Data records

- - - - -

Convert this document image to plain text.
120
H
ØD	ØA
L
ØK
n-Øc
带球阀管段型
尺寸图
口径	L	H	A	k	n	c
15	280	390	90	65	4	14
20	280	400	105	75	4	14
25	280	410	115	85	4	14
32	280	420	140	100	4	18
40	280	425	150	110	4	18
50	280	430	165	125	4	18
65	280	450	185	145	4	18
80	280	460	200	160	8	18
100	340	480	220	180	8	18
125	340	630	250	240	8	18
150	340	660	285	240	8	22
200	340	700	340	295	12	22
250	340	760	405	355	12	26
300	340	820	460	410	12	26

- - - - -

◆ **INSTRUCTION**: Output the listing above without altering a single character.

◆ **EXERCISE ANSWER**:
Convert this document image to plain text.
120
H
ØD	ØA
L
ØK
n-Øc
带球阀管段型
尺寸图
口径	L	H	A	k	n	c
15	280	390	90	65	4	14
20	280	400	105	75	4	14
25	280	410	115	85	4	14
32	280	420	140	100	4	18
40	280	425	150	110	4	18
50	280	430	165	125	4	18
65	280	450	185	145	4	18
80	280	460	200	160	8	18
100	340	480	220	180	8	18
125	340	630	250	240	8	18
150	340	660	285	240	8	22
200	340	700	340	295	12	22
250	340	760	405	355	12	26
300	340	820	460	410	12	26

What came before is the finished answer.